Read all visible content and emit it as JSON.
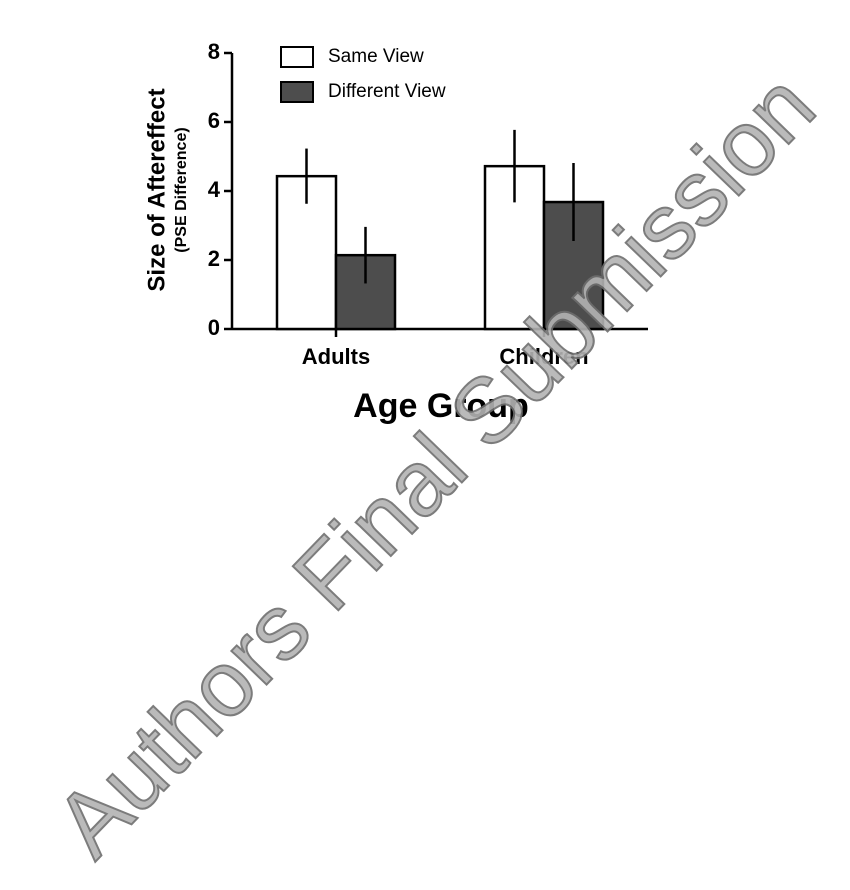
{
  "chart_data": {
    "type": "bar",
    "categories": [
      "Adults",
      "Children"
    ],
    "series": [
      {
        "name": "Same View",
        "color": "#ffffff",
        "values": [
          4.43,
          4.72
        ],
        "errors": [
          0.8,
          1.05
        ]
      },
      {
        "name": "Different View",
        "color": "#4d4d4d",
        "values": [
          2.14,
          3.68
        ],
        "errors": [
          0.82,
          1.13
        ]
      }
    ],
    "ylim": [
      0,
      8
    ],
    "yticks": [
      0,
      2,
      4,
      6,
      8
    ],
    "ylabel": "Size of Aftereffect",
    "ylabel_sub": "(PSE Difference)",
    "xlabel": "Age Group",
    "legend": "top-left",
    "watermark": "Authors Final Submission"
  }
}
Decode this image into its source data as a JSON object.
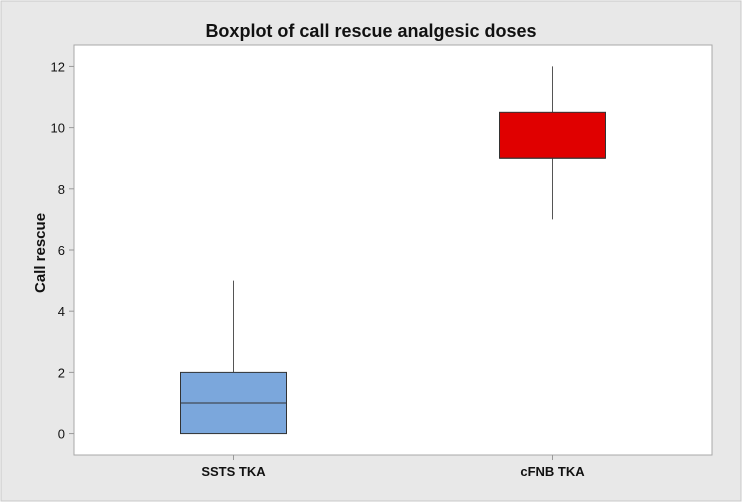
{
  "chart_data": {
    "type": "boxplot",
    "title": "Boxplot of call rescue analgesic doses",
    "xlabel": "",
    "ylabel": "Call rescue",
    "ylim": [
      -0.7,
      12.7
    ],
    "yticks": [
      0,
      2,
      4,
      6,
      8,
      10,
      12
    ],
    "grid": false,
    "categories": [
      "SSTS TKA",
      "cFNB TKA"
    ],
    "boxes": [
      {
        "category": "SSTS TKA",
        "min": 0,
        "q1": 0,
        "median": 1,
        "q3": 2,
        "max": 5,
        "color": "#7ba7dc"
      },
      {
        "category": "cFNB TKA",
        "min": 7,
        "q1": 9,
        "median": 9,
        "q3": 10.5,
        "max": 12,
        "color": "#e00000"
      }
    ]
  },
  "colors": {
    "outer_background": "#e8e8e8",
    "plot_background": "#ffffff",
    "axis": "#999999",
    "text": "#111111"
  }
}
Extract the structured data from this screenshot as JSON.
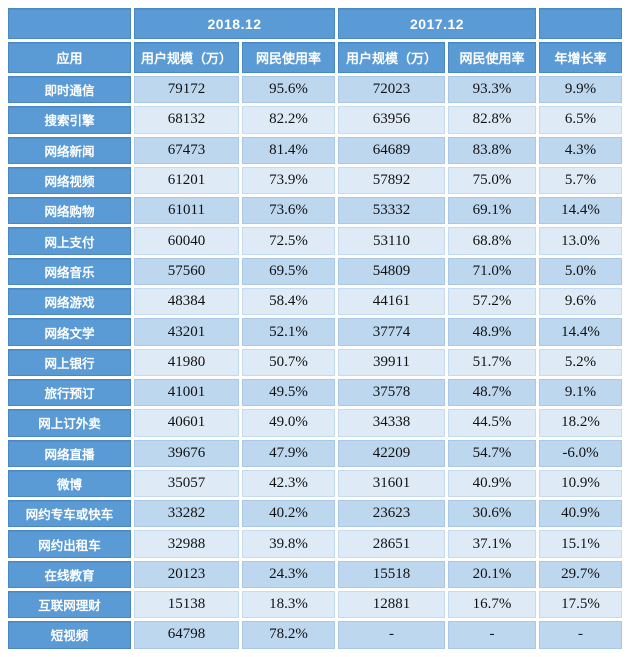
{
  "colors": {
    "header_blue": "#5B9BD5",
    "header_border": "#4B87C4",
    "header_text": "#FFFFFF",
    "row_dark": "#BDD7EE",
    "row_light": "#DEEBF7",
    "text": "#111111",
    "background": "#FFFFFF"
  },
  "chart_data": {
    "type": "table",
    "title": "",
    "group_headers": [
      "2018.12",
      "2017.12"
    ],
    "columns": [
      "应用",
      "用户规模（万）",
      "网民使用率",
      "用户规模（万）",
      "网民使用率",
      "年增长率"
    ],
    "rows": [
      {
        "label": "即时通信",
        "values": [
          "79172",
          "95.6%",
          "72023",
          "93.3%",
          "9.9%"
        ]
      },
      {
        "label": "搜索引擎",
        "values": [
          "68132",
          "82.2%",
          "63956",
          "82.8%",
          "6.5%"
        ]
      },
      {
        "label": "网络新闻",
        "values": [
          "67473",
          "81.4%",
          "64689",
          "83.8%",
          "4.3%"
        ]
      },
      {
        "label": "网络视频",
        "values": [
          "61201",
          "73.9%",
          "57892",
          "75.0%",
          "5.7%"
        ]
      },
      {
        "label": "网络购物",
        "values": [
          "61011",
          "73.6%",
          "53332",
          "69.1%",
          "14.4%"
        ]
      },
      {
        "label": "网上支付",
        "values": [
          "60040",
          "72.5%",
          "53110",
          "68.8%",
          "13.0%"
        ]
      },
      {
        "label": "网络音乐",
        "values": [
          "57560",
          "69.5%",
          "54809",
          "71.0%",
          "5.0%"
        ]
      },
      {
        "label": "网络游戏",
        "values": [
          "48384",
          "58.4%",
          "44161",
          "57.2%",
          "9.6%"
        ]
      },
      {
        "label": "网络文学",
        "values": [
          "43201",
          "52.1%",
          "37774",
          "48.9%",
          "14.4%"
        ]
      },
      {
        "label": "网上银行",
        "values": [
          "41980",
          "50.7%",
          "39911",
          "51.7%",
          "5.2%"
        ]
      },
      {
        "label": "旅行预订",
        "values": [
          "41001",
          "49.5%",
          "37578",
          "48.7%",
          "9.1%"
        ]
      },
      {
        "label": "网上订外卖",
        "values": [
          "40601",
          "49.0%",
          "34338",
          "44.5%",
          "18.2%"
        ]
      },
      {
        "label": "网络直播",
        "values": [
          "39676",
          "47.9%",
          "42209",
          "54.7%",
          "-6.0%"
        ]
      },
      {
        "label": "微博",
        "values": [
          "35057",
          "42.3%",
          "31601",
          "40.9%",
          "10.9%"
        ]
      },
      {
        "label": "网约专车或快车",
        "values": [
          "33282",
          "40.2%",
          "23623",
          "30.6%",
          "40.9%"
        ]
      },
      {
        "label": "网约出租车",
        "values": [
          "32988",
          "39.8%",
          "28651",
          "37.1%",
          "15.1%"
        ]
      },
      {
        "label": "在线教育",
        "values": [
          "20123",
          "24.3%",
          "15518",
          "20.1%",
          "29.7%"
        ]
      },
      {
        "label": "互联网理财",
        "values": [
          "15138",
          "18.3%",
          "12881",
          "16.7%",
          "17.5%"
        ]
      },
      {
        "label": "短视频",
        "values": [
          "64798",
          "78.2%",
          "-",
          "-",
          "-"
        ]
      }
    ]
  }
}
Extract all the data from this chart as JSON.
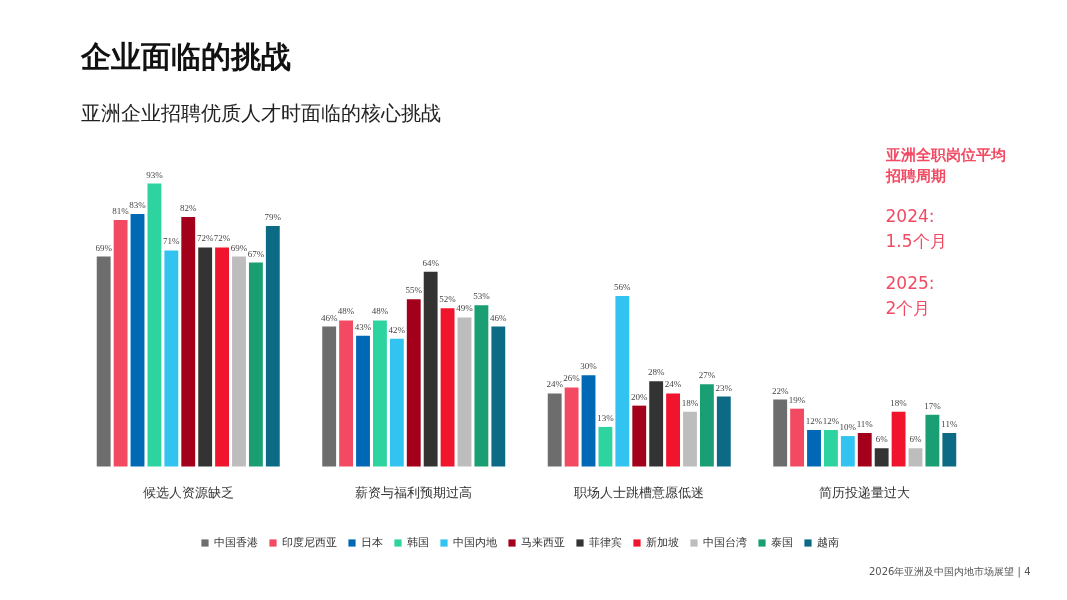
======
• **WHAT THIS TASK INVOLVES**
Count each line above in which the string "category" appears, then state only the total.

• **CORRECT RESULT**
2